[Stored entries]
• • • • •
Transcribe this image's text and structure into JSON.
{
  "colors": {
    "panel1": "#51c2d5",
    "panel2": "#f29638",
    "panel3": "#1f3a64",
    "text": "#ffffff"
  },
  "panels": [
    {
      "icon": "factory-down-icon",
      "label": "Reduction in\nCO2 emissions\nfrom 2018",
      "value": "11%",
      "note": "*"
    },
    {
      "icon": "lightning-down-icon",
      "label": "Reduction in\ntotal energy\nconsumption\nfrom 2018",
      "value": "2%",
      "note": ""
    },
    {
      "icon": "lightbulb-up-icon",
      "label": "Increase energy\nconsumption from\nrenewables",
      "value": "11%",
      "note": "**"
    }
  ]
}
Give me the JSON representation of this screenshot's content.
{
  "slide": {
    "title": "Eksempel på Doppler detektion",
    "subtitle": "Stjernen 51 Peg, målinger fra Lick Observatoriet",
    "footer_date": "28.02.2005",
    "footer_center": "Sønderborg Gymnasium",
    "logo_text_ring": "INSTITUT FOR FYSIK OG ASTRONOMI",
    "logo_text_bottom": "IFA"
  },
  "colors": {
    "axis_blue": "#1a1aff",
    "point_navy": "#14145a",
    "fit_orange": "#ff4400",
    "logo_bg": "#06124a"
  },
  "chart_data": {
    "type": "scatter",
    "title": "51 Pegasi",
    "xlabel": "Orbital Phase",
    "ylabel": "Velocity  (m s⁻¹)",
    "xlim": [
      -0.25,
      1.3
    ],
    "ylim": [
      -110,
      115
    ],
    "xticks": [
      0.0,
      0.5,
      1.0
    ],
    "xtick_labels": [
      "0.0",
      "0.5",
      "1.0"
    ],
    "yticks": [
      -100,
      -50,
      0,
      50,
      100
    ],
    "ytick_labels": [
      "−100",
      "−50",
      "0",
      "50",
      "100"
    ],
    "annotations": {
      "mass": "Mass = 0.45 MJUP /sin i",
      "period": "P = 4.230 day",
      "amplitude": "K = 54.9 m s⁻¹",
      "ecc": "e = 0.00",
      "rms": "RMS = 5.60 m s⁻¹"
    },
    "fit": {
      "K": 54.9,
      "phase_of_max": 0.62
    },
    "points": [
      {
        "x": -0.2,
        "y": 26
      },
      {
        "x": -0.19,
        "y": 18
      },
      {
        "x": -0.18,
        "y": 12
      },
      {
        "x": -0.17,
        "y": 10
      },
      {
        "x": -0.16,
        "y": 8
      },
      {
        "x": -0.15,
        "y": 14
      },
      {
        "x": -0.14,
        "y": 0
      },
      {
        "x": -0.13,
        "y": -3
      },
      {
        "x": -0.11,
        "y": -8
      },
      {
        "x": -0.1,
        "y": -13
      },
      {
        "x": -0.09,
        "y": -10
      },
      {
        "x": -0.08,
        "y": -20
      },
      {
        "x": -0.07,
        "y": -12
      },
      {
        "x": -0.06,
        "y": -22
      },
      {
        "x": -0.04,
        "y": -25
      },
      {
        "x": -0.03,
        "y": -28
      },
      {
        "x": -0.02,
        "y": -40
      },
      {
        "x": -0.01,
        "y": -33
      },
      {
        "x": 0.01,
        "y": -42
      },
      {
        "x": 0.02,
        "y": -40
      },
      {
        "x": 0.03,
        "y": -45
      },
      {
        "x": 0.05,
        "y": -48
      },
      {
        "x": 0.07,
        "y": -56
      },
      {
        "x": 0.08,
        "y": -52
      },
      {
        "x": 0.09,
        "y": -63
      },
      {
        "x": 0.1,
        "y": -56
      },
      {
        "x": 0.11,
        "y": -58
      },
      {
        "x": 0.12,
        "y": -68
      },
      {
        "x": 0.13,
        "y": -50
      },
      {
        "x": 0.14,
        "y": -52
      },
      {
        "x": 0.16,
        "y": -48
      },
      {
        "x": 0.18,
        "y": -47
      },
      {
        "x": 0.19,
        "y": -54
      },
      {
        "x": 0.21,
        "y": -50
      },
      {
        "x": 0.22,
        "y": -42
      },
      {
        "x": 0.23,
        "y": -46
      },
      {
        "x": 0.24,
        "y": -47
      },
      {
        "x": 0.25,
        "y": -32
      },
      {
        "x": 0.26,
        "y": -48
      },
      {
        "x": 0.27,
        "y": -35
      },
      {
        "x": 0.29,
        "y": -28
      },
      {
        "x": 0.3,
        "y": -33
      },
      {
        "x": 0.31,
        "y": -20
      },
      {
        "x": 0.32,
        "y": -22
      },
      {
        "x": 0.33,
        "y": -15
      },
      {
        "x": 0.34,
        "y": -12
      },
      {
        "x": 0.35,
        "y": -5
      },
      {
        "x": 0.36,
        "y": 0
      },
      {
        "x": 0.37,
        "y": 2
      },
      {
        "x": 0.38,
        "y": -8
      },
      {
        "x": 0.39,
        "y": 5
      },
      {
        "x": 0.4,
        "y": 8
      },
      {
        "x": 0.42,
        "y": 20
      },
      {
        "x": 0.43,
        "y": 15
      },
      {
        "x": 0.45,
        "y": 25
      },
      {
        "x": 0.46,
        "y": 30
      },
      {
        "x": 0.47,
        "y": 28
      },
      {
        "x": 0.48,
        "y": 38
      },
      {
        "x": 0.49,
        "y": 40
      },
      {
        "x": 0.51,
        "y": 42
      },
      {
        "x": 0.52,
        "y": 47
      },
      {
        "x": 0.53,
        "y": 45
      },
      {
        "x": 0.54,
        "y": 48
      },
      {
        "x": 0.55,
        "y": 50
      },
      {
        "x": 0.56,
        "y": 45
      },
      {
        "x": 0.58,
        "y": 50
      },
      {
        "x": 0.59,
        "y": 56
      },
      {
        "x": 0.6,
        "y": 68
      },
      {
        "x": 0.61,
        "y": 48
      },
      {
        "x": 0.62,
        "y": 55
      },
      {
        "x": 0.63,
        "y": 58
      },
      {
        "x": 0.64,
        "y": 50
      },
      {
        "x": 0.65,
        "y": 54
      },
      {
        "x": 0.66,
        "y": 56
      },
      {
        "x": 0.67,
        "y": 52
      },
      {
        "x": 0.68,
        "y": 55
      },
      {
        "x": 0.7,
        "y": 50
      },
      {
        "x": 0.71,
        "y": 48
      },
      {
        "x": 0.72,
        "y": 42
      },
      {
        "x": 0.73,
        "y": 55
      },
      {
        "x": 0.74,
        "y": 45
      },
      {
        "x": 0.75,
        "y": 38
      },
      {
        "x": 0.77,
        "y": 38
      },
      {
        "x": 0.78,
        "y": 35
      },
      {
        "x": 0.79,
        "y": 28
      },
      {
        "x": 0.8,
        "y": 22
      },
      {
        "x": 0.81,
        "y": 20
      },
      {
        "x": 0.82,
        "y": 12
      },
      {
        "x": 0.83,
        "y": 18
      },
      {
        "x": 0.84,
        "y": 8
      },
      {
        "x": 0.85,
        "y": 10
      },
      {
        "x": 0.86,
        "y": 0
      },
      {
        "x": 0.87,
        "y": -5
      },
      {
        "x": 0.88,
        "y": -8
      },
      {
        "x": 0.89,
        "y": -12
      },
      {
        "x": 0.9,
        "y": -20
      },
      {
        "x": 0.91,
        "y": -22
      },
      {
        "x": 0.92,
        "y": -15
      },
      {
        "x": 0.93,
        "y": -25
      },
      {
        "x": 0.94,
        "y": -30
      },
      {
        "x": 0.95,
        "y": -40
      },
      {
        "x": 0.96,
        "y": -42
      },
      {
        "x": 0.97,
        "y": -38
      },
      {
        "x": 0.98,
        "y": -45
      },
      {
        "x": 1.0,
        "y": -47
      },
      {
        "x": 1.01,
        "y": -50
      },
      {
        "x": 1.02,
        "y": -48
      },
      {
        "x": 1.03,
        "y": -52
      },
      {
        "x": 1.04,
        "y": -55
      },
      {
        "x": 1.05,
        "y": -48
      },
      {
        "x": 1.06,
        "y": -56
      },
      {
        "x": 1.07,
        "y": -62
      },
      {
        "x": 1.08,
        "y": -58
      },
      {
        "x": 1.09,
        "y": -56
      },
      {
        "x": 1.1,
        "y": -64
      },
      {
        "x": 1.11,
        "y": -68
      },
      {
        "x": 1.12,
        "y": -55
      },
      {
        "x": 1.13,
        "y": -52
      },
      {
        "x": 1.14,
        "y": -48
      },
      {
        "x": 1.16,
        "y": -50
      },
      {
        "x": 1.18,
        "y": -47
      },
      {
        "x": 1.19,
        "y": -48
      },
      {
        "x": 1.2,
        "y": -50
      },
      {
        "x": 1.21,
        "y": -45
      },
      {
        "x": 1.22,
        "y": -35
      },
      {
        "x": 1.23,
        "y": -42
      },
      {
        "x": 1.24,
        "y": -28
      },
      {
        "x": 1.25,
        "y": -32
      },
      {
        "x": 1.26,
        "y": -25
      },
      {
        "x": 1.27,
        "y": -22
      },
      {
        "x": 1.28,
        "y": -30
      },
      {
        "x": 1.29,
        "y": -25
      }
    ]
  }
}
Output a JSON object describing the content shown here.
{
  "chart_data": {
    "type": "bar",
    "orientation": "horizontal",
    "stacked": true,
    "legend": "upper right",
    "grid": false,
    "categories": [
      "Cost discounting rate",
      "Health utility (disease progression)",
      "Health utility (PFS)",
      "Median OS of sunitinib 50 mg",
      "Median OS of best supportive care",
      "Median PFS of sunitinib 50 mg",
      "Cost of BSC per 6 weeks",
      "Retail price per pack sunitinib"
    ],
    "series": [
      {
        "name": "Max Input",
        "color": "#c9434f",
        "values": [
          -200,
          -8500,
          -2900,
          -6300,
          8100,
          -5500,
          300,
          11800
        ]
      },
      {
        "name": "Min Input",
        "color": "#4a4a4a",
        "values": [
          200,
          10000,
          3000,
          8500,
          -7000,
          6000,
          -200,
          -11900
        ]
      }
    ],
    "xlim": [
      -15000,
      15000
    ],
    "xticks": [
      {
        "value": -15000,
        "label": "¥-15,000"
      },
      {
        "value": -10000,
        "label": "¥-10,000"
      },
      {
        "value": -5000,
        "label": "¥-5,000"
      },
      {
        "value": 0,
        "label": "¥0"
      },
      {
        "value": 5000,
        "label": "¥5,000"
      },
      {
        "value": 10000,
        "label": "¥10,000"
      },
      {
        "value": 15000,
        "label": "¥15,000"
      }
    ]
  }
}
• • • • •
__WHAT YOU NEED TO DO__
In the listing, find every line containing the word "nconsumption" and list it.

__REPLY TO THE TASK__
      "label": "Reduction in\ntotal energy\nconsumption\nfrom 2018",
      "label": "Increase energy\nconsumption from\nrenewables",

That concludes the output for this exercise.